Required work:
Tell how many lines include the string "하시기를". Answer with a single number.

The data:
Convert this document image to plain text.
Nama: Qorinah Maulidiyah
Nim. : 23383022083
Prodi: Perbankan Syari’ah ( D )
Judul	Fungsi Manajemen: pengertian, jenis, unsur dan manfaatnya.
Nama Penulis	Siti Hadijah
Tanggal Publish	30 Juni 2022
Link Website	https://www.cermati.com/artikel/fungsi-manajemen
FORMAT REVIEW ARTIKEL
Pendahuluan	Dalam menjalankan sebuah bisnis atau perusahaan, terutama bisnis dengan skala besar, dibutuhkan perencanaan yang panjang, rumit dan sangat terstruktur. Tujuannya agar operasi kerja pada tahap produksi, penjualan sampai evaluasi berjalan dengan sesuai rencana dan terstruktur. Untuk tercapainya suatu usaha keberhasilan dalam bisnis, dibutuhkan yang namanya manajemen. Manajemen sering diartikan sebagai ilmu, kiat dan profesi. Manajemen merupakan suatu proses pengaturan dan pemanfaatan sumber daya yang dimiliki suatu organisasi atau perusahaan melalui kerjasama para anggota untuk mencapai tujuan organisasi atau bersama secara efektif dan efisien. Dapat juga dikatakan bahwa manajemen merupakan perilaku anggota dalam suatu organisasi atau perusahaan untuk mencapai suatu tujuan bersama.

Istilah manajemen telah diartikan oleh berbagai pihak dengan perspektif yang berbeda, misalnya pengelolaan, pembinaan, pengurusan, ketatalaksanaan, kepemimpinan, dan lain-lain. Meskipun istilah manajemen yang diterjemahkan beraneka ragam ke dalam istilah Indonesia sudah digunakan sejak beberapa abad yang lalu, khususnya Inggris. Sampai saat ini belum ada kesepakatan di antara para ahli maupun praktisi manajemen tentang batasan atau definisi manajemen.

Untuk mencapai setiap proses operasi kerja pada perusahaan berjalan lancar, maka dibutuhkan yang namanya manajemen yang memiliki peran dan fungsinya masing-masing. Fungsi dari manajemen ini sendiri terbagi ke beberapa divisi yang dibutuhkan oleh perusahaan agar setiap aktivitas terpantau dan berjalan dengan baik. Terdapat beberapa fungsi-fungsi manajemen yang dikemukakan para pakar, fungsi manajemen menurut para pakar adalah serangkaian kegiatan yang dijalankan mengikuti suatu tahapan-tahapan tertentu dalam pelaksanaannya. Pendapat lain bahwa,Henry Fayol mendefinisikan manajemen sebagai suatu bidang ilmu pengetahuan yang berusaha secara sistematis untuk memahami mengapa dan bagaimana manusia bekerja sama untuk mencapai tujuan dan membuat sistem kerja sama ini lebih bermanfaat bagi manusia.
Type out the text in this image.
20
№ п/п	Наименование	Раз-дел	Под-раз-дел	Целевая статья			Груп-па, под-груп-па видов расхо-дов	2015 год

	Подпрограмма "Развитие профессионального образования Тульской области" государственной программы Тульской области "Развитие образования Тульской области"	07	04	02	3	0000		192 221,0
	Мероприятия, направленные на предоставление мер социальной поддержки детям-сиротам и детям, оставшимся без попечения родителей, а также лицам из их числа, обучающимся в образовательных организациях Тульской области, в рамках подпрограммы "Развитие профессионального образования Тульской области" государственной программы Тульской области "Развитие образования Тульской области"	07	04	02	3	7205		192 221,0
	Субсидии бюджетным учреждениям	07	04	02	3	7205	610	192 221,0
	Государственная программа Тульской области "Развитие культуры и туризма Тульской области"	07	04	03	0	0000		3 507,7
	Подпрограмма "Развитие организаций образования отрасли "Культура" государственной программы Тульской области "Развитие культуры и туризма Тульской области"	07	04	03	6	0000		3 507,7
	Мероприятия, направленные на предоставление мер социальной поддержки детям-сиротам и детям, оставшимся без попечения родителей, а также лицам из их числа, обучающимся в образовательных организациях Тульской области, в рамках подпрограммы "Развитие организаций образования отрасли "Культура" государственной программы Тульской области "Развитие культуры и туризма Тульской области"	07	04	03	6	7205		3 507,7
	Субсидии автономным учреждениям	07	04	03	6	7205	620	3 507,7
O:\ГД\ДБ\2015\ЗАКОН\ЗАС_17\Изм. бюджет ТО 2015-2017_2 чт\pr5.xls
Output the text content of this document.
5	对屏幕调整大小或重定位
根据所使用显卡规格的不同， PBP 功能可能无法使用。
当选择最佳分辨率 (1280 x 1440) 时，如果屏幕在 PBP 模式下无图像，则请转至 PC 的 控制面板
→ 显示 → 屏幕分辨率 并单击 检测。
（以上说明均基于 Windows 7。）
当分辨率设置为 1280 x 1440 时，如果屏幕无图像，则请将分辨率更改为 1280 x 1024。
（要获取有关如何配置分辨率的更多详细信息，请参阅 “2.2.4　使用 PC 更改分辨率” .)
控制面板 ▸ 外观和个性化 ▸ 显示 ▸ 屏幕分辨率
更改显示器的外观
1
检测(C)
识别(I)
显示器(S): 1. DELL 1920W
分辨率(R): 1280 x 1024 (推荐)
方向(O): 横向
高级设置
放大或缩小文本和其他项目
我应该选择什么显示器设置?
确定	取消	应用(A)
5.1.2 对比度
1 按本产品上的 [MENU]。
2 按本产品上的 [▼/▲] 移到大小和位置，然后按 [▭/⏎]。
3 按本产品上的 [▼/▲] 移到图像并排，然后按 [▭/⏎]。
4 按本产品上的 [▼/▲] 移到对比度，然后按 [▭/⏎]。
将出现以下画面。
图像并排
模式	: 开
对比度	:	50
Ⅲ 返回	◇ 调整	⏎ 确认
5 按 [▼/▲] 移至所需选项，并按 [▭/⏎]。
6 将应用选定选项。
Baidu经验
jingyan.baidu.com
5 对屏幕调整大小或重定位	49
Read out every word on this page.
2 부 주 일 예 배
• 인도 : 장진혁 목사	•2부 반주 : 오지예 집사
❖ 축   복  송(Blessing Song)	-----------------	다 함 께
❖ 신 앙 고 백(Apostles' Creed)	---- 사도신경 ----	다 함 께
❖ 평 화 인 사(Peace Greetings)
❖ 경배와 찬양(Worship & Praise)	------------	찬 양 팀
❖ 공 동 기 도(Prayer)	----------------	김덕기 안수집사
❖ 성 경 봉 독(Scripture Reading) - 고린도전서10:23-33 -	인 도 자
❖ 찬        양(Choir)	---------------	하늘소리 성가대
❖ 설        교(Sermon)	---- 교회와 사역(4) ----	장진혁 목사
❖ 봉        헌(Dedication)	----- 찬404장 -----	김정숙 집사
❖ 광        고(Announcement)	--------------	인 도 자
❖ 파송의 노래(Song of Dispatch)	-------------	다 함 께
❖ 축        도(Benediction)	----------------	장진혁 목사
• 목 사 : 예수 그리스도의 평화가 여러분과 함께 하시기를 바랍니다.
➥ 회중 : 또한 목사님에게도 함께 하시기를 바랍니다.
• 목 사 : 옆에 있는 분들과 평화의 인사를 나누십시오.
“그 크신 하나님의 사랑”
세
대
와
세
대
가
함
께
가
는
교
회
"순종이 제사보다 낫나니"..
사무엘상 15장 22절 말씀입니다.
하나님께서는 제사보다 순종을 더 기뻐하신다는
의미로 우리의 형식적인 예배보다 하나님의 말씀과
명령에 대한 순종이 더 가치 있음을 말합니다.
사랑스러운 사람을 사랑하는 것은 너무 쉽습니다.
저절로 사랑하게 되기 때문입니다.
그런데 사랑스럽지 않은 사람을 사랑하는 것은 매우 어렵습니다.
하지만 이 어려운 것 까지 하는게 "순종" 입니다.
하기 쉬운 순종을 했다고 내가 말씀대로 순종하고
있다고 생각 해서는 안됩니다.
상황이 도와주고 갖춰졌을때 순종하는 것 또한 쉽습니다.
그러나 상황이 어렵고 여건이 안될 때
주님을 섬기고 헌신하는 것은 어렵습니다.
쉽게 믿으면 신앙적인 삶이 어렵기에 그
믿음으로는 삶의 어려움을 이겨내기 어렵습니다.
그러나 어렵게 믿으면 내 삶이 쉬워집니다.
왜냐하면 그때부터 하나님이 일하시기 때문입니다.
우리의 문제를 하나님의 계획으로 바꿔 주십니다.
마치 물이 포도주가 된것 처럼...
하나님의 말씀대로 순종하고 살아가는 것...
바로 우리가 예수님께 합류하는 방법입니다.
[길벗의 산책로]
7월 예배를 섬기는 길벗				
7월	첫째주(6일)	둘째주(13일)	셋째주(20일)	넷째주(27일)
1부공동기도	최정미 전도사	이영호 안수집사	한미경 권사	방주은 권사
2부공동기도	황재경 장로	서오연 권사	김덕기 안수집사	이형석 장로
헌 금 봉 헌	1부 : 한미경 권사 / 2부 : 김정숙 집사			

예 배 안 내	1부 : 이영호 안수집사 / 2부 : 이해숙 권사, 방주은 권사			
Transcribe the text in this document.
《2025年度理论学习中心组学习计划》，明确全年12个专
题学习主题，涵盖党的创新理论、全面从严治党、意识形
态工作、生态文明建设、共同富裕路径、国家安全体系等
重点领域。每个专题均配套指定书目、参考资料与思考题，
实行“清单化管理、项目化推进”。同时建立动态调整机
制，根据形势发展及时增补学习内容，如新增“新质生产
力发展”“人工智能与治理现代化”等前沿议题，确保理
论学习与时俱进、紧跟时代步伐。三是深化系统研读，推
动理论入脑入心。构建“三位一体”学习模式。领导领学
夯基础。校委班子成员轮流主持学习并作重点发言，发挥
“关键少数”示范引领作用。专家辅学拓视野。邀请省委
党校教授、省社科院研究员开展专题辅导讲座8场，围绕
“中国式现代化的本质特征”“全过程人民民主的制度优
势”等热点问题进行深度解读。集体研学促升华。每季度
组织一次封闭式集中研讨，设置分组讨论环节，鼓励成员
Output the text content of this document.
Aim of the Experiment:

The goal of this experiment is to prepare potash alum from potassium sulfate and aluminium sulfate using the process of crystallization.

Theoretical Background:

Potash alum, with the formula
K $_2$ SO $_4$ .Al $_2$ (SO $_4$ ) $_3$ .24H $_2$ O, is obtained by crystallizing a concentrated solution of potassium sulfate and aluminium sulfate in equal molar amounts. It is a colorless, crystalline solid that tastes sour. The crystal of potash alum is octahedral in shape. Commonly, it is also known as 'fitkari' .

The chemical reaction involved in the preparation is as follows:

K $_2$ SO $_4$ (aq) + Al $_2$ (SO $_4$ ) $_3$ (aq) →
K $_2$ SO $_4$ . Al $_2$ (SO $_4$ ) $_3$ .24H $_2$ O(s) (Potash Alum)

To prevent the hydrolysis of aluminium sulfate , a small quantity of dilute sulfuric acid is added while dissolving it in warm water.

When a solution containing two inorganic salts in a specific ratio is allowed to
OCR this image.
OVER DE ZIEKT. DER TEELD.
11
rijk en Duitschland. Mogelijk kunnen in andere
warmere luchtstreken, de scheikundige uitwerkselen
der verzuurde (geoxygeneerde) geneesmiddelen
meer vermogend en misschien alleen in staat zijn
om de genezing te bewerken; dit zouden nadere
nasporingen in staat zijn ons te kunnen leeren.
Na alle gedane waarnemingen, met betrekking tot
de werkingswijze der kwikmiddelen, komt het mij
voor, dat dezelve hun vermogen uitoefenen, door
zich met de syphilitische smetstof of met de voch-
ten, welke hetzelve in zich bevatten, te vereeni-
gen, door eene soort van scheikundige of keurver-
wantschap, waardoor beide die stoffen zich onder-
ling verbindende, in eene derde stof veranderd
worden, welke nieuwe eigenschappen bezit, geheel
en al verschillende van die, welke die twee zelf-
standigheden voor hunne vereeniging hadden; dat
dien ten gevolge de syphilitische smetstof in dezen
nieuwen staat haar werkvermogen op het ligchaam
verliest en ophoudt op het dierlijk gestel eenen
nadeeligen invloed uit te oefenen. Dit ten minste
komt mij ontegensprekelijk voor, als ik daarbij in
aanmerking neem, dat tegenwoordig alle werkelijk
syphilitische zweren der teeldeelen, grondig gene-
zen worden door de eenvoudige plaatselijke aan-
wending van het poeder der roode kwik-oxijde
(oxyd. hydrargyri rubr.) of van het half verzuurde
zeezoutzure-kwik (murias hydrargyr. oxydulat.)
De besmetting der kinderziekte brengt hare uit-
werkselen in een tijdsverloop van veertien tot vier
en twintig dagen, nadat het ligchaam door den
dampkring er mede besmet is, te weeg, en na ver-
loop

Solution for this exercise:
2